What to produce:
Copy out each line below that has the word "content" in it.

Records contained in a dataset
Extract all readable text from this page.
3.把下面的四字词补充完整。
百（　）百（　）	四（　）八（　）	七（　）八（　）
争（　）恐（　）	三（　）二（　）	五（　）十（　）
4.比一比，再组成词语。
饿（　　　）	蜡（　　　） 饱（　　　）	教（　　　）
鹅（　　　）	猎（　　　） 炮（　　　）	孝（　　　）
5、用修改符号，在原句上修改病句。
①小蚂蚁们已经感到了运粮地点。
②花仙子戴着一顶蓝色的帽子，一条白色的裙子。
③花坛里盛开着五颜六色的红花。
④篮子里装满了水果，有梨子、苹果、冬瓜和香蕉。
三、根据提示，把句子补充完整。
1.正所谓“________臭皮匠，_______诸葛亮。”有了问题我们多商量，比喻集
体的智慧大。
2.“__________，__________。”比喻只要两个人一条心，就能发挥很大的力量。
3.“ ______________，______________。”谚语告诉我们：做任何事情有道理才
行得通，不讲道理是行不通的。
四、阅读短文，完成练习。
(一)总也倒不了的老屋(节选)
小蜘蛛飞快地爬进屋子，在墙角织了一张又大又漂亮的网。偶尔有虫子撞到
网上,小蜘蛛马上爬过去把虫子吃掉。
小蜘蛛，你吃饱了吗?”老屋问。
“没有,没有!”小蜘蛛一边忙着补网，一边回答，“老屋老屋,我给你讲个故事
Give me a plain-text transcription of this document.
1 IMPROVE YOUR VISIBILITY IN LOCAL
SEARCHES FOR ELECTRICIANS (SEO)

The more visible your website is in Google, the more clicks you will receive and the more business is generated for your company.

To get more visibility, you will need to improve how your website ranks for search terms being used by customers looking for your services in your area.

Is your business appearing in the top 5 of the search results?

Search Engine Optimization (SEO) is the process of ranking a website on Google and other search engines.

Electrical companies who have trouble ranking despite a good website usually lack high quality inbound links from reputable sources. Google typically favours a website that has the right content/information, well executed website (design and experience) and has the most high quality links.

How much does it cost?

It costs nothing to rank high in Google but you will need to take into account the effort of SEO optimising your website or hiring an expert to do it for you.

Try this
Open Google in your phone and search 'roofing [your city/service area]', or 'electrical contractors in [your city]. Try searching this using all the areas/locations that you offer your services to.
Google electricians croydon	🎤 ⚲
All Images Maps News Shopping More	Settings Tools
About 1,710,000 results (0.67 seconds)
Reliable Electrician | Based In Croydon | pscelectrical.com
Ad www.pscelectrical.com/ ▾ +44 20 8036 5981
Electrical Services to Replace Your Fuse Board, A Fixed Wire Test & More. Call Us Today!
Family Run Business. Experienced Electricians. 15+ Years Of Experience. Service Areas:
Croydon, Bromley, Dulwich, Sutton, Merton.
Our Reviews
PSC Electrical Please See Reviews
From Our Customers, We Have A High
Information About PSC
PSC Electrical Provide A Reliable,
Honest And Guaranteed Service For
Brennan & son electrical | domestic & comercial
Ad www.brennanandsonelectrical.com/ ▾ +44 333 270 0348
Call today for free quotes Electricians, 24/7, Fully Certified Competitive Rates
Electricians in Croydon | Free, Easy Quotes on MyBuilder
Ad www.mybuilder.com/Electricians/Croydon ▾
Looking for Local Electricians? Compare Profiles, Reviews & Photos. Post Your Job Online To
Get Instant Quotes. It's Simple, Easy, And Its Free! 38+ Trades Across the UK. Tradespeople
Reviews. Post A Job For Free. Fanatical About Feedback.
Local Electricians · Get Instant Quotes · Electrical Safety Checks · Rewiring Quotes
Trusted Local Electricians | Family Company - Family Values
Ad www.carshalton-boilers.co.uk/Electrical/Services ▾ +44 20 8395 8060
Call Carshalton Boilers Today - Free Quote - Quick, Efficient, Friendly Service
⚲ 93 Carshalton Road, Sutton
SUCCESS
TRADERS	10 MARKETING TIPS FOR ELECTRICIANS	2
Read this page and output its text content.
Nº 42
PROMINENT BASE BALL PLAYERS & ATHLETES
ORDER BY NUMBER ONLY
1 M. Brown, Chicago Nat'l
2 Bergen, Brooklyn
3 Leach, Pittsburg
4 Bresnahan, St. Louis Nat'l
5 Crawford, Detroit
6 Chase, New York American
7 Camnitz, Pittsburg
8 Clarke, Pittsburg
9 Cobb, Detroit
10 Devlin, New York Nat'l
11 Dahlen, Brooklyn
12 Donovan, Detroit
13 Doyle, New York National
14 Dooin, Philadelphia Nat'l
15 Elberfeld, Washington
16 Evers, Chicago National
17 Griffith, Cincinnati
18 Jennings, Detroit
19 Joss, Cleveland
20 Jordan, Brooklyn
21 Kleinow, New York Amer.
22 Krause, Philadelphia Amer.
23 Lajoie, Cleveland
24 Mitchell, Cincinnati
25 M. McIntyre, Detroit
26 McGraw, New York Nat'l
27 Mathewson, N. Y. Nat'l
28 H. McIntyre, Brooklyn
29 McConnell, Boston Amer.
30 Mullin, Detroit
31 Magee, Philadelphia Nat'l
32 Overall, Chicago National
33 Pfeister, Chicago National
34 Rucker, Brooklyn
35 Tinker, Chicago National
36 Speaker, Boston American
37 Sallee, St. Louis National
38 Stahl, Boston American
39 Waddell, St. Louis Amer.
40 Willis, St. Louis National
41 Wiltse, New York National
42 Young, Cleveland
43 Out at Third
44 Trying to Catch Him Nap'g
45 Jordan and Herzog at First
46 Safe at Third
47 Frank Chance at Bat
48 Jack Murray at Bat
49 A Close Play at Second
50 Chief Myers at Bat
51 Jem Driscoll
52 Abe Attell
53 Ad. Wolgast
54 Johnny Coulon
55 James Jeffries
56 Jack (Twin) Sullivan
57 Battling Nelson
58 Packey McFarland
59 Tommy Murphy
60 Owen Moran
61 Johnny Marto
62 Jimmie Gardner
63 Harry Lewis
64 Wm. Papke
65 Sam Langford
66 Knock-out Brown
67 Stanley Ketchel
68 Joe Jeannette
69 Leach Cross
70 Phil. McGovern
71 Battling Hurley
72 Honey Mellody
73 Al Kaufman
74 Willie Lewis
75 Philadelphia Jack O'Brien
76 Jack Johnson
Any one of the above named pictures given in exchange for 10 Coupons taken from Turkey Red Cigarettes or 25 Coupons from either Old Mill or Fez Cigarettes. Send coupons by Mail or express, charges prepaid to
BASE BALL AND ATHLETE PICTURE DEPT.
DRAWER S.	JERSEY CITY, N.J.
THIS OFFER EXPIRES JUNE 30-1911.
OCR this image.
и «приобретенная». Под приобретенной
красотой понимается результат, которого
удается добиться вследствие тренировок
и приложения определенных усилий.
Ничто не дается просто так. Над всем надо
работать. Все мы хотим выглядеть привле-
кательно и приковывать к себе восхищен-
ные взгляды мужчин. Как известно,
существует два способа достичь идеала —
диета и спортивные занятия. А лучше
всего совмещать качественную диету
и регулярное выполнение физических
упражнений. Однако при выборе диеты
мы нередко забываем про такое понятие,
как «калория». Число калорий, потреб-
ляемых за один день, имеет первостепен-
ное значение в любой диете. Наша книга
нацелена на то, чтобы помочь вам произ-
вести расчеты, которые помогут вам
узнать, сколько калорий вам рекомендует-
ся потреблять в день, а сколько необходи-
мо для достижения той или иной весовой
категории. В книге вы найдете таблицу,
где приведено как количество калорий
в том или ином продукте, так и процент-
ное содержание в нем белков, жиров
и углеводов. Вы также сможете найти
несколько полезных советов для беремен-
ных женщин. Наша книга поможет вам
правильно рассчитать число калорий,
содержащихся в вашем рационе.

Exercise output:
Electrical companies who have trouble ranking despite a good website usually lack high quality inbound links from reputable sources. Google typically favours a website that has the right content/information, well executed website (design and experience) and has the most high quality links.
Read this page and output its text content.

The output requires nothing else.